=== Exercise instructions ===
Retype the lines of the items word for word, beginning at the line that contains "line-segment-8: [143, 212, 159, 217]" and stopping after the line that contains "volume-bar-29: [371, 408, 383, 416]".

(Layout annotation records)
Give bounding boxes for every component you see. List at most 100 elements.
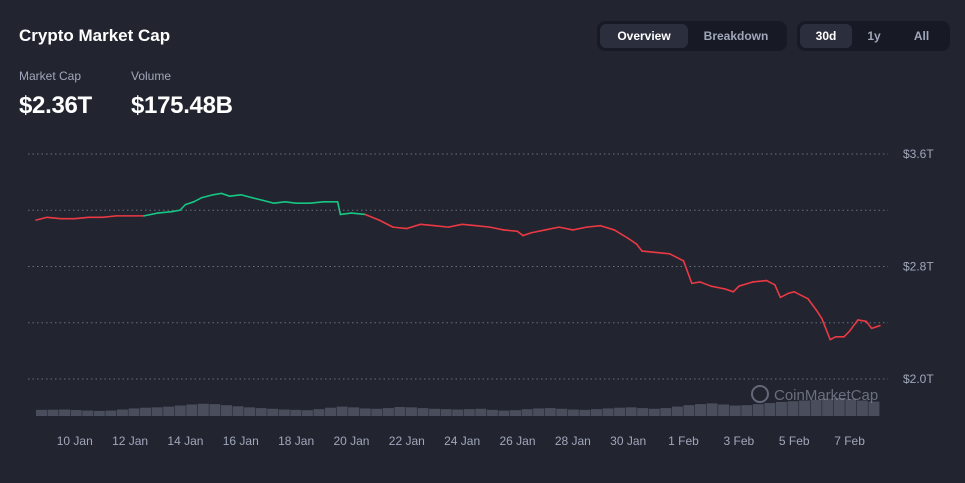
line-segment-8: [143, 212, 159, 217]
volume-bar-25: [325, 407, 337, 416]
line-segment-31: [392, 226, 408, 230]
volume-bar-27: [348, 407, 360, 416]
line-segment-66: [793, 291, 809, 300]
volume-bar-38: [475, 408, 487, 416]
line-segment-40: [516, 230, 524, 237]
line-segment-28: [350, 212, 367, 216]
volume-bar-49: [602, 408, 614, 416]
line-segment-76: [870, 324, 881, 330]
volume-bar-29: [371, 408, 383, 416]
volume-bar-44: [544, 408, 556, 416]
volume-bar-26: [336, 406, 348, 416]
volume-bar-31: [394, 407, 406, 416]
volume-label: Volume: [131, 69, 172, 83]
line-segment-64: [779, 292, 790, 299]
line-segment-22: [284, 201, 297, 205]
volume-bar-39: [486, 409, 498, 416]
volume-bar-60: [729, 405, 741, 416]
volume-bar-5: [93, 410, 105, 416]
volume-bar-57: [695, 404, 706, 416]
line-segment-24: [309, 201, 325, 205]
volume-bar-34: [429, 408, 441, 416]
volume-bar-51: [625, 407, 637, 416]
volume-bar-28: [359, 408, 371, 416]
volume-bar-45: [556, 408, 568, 416]
volume-bar-65: [787, 401, 799, 416]
volume-bar-24: [313, 409, 325, 416]
volume-bar-68: [822, 398, 834, 416]
view-toggle: Overview Breakdown: [597, 21, 787, 51]
x-tick-label-8: 26 Jan: [499, 434, 535, 448]
range-30d-button[interactable]: 30d: [800, 24, 852, 48]
volume-bar-33: [417, 408, 429, 416]
volume-bar-7: [116, 409, 128, 416]
x-tick-label-1: 12 Jan: [112, 434, 148, 448]
line-segment-65: [787, 291, 796, 295]
line-segment-3: [73, 216, 90, 220]
line-segment-56: [699, 281, 713, 287]
y-tick-label-2: $2.0T: [903, 372, 934, 386]
volume-bar-41: [510, 410, 521, 416]
card-title: Crypto Market Cap: [19, 26, 171, 45]
x-tick-label-11: 1 Feb: [668, 434, 699, 448]
volume-bar-12: [174, 405, 186, 416]
line-segment-62: [765, 279, 776, 286]
volume-bar-61: [741, 405, 753, 416]
market-cap-stat: Market Cap $2.36T: [19, 69, 92, 120]
volume-bar-19: [255, 408, 267, 416]
line-segment-58: [724, 288, 735, 293]
line-segment-45: [572, 226, 588, 231]
line-segment-67: [807, 298, 818, 311]
line-segment-41: [522, 231, 533, 237]
x-tick-label-13: 5 Feb: [779, 434, 810, 448]
coinmarketcap-logo-icon: [751, 385, 769, 403]
volume-bar-6: [105, 410, 117, 416]
volume-bar-3: [70, 410, 82, 416]
line-segment-13: [192, 196, 203, 203]
range-1y-button[interactable]: 1y: [867, 29, 881, 43]
line-segment-60: [738, 281, 754, 287]
range-all-button[interactable]: All: [913, 29, 930, 43]
line-segment-5: [101, 215, 118, 219]
line-segment-38: [489, 226, 505, 231]
x-tick-label-7: 24 Jan: [444, 434, 480, 448]
volume-bar-17: [232, 406, 244, 416]
line-segment-54: [682, 260, 693, 285]
volume-bar-35: [440, 409, 452, 416]
volume-bar-43: [533, 408, 545, 416]
x-tick-label-0: 10 Jan: [57, 434, 93, 448]
line-segment-37: [475, 224, 491, 228]
line-segment-32: [406, 223, 422, 230]
line-segment-61: [751, 279, 768, 283]
tab-overview[interactable]: Overview: [600, 24, 688, 48]
volume-bar-20: [267, 408, 279, 416]
volume-bar-63: [764, 403, 776, 416]
line-segment-74: [857, 319, 867, 323]
volume-bar-58: [706, 403, 718, 416]
market-cap-label: Market Cap: [19, 69, 82, 83]
volume-bar-47: [579, 409, 591, 416]
line-segment-44: [558, 226, 574, 231]
x-tick-label-9: 28 Jan: [555, 434, 591, 448]
volume-bar-15: [209, 404, 221, 416]
volume-bar-18: [244, 407, 256, 416]
volume-bar-4: [82, 410, 94, 416]
line-segment-26: [336, 201, 342, 216]
tab-breakdown[interactable]: Breakdown: [703, 29, 769, 43]
watermark-text: CoinMarketCap: [774, 387, 878, 404]
volume-bar-10: [151, 407, 163, 416]
line-segment-29: [364, 213, 380, 221]
x-tick-label-10: 30 Jan: [610, 434, 646, 448]
volume-bar-55: [671, 406, 683, 416]
market-cap-value: $2.36T: [19, 92, 92, 119]
line-segment-59: [732, 285, 740, 293]
volume-bar-37: [463, 409, 475, 416]
volume-bar-0: [36, 409, 47, 416]
line-segment-36: [461, 223, 477, 227]
volume-value: $175.48B: [131, 92, 233, 119]
volume-bar-50: [614, 407, 626, 416]
volume-bar-52: [637, 408, 649, 416]
line-segment-52: [655, 251, 671, 255]
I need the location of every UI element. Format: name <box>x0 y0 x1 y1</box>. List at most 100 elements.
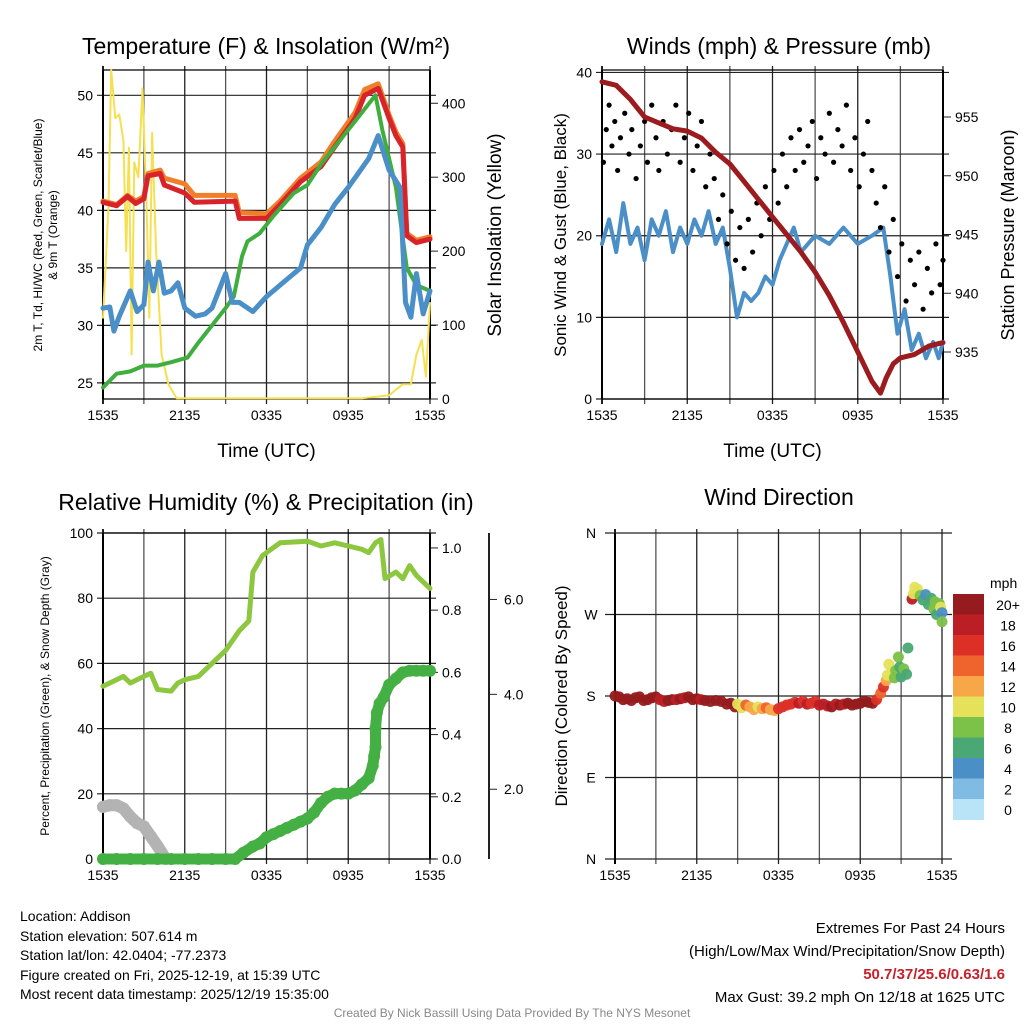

=== Full output ===
line-segment-8: [143, 212, 159, 217]
volume-bar-25: [325, 407, 337, 416]
line-segment-31: [392, 226, 408, 230]
volume-bar-27: [348, 407, 360, 416]
line-segment-66: [793, 291, 809, 300]
volume-bar-38: [475, 408, 487, 416]
line-segment-40: [516, 230, 524, 237]
line-segment-28: [350, 212, 367, 216]
volume-bar-49: [602, 408, 614, 416]
line-segment-76: [870, 324, 881, 330]
volume-bar-29: [371, 408, 383, 416]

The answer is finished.